WRITTEN INSTRUCTION:
Convert the lines below into a JSON list of strings with one string per line, skipping blank lines and leaving out the pictures.

PROVIDED INFORMATION:
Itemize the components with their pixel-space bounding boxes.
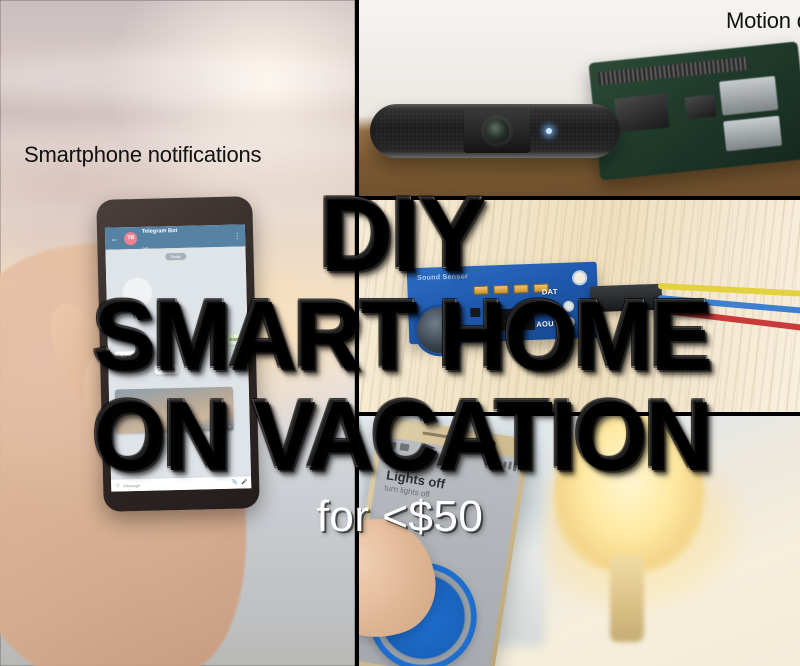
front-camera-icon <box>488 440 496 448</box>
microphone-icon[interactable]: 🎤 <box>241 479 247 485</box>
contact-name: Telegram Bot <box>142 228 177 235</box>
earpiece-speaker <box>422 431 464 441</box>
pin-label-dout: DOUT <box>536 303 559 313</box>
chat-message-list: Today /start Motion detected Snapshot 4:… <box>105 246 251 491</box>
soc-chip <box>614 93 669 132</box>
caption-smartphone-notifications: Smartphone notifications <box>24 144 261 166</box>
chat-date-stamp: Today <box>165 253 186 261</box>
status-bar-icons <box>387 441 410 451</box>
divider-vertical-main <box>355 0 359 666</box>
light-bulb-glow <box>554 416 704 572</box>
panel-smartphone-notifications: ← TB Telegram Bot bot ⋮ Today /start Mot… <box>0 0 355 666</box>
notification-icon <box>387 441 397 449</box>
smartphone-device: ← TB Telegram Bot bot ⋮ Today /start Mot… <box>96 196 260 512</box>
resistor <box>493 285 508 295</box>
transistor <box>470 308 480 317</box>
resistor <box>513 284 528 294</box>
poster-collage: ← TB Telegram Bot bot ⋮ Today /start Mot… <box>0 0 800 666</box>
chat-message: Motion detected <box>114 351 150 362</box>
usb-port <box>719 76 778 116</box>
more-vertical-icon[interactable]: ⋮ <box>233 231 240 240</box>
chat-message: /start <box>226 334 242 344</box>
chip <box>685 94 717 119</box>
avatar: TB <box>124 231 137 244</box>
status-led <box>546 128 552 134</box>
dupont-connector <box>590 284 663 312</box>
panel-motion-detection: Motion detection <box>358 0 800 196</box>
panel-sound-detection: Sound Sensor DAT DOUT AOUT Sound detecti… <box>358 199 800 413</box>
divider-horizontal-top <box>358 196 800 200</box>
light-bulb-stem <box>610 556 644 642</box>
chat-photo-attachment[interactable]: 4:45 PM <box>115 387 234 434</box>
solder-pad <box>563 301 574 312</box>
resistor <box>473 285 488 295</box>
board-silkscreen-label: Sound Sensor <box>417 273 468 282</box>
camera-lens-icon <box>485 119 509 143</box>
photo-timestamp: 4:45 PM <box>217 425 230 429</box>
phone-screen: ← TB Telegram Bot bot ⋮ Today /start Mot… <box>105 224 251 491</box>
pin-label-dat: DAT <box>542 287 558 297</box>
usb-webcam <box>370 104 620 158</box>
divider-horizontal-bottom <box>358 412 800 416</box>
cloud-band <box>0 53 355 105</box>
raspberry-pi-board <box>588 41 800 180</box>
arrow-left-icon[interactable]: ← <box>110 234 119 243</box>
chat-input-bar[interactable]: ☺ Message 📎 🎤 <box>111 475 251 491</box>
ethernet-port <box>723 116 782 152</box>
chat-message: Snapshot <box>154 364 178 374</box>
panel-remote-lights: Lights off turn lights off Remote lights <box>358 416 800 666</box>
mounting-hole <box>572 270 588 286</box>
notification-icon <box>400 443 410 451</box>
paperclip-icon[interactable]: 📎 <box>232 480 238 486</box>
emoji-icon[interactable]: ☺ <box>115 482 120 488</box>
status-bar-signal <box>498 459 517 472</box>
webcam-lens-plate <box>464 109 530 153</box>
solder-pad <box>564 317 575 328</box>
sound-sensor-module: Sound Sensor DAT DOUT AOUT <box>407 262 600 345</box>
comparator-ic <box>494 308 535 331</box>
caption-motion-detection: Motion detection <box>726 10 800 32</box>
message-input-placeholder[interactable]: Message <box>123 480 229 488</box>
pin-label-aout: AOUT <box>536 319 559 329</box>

EXERCISE RESPONSE:
[
  "Itemize the components with their pixel-space bounding boxes.",
  "front-camera-icon <box>488 440 496 448</box>",
  "microphone-icon[interactable]: 🎤 <box>241 479 247 485</box>",
  "contact-name: Telegram Bot <box>142 228 177 235</box>",
  "earpiece-speaker <box>422 431 464 441</box>",
  "pin-label-dout: DOUT <box>536 303 559 313</box>",
  "chat-message-list: Today /start Motion detected Snapshot 4:… <box>105 246 251 491</box>",
  "soc-chip <box>614 93 669 132</box>",
  "caption-smartphone-notifications: Smartphone notifications <box>24 144 261 166</box>",
  "chat-date-stamp: Today <box>165 253 186 261</box>",
  "status-bar-icons <box>387 441 410 451</box>",
  "divider-vertical-main <box>355 0 359 666</box>",
  "light-bulb-glow <box>554 416 704 572</box>",
  "panel-smartphone-notifications: ← TB Telegram Bot bot ⋮ Today /start Mot… <box>0 0 355 666</box>",
  "notification-icon <box>387 441 397 449</box>",
  "smartphone-device: ← TB Telegram Bot bot ⋮ Today /start Mot… <box>96 196 260 512</box>",
  "resistor <box>493 285 508 295</box>",
  "transistor <box>470 308 480 317</box>",
  "resistor <box>513 284 528 294</box>",
  "poster-collage: ← TB Telegram Bot bot ⋮ Today /start Mot… <box>0 0 800 666</box>",
  "chat-message: Motion detected <box>114 351 150 362</box>",
  "usb-port <box>719 76 778 116</box>",
  "more-vertical-icon[interactable]: ⋮ <box>233 231 240 240</box>",
  "chat-message: /start <box>226 334 242 344</box>",
  "chip <box>685 94 717 119</box>",
  "avatar: TB <box>124 231 137 244</box>",
  "status-led <box>546 128 552 134</box>",
  "dupont-connector <box>590 284 663 312</box>",
  "panel-motion-detection: Motion detection <box>358 0 800 196</box>",
  "panel-sound-detection: Sound Sensor DAT DOUT AOUT Sound detecti… <box>358 199 800 413</box>",
  "divider-horizontal-top <box>358 196 800 200</box>",
  "light-bulb-stem <box>610 556 644 642</box>",
  "chat-photo-attachment[interactable]: 4:45 PM <box>115 387 234 434</box>",
  "solder-pad <box>563 301 574 312</box>",
  "resistor <box>473 285 488 295</box>",
  "board-silkscreen-label: Sound Sensor <box>417 273 468 282</box>",
  "camera-lens-icon <box>485 119 509 143</box>",
  "photo-timestamp: 4:45 PM <box>217 425 230 429</box>",
  "phone-screen: ← TB Telegram Bot bot ⋮ Today /start Mot… <box>105 224 251 491</box>",
  "pin-label-dat: DAT <box>542 287 558 297</box>",
  "usb-webcam <box>370 104 620 158</box>",
  "divider-horizontal-bottom <box>358 412 800 416</box>",
  "cloud-band <box>0 53 355 105</box>",
  "raspberry-pi-board <box>588 41 800 180</box>",
  "arrow-left-icon[interactable]: ← <box>110 234 119 243</box>",
  "chat-input-bar[interactable]: ☺ Message 📎 🎤 <box>111 475 251 491</box>",
  "ethernet-port <box>723 116 782 152</box>",
  "chat-message: Snapshot <box>154 364 178 374</box>",
  "panel-remote-lights: Lights off turn lights off Remote lights <box>358 416 800 666</box>",
  "mounting-hole <box>572 270 588 286</box>",
  "notification-icon <box>400 443 410 451</box>",
  "paperclip-icon[interactable]: 📎 <box>232 480 238 486</box>",
  "emoji-icon[interactable]: ☺ <box>115 482 120 488</box>",
  "status-bar-signal <box>498 459 517 472</box>",
  "webcam-lens-plate <box>464 109 530 153</box>",
  "solder-pad <box>564 317 575 328</box>",
  "sound-sensor-module: Sound Sensor DAT DOUT AOUT <box>407 262 600 345</box>",
  "comparator-ic <box>494 308 535 331</box>",
  "caption-motion-detection: Motion detection <box>726 10 800 32</box>",
  "message-input-placeholder[interactable]: Message <box>123 480 229 488</box>",
  "pin-label-aout: AOUT <box>536 319 559 329</box>"
]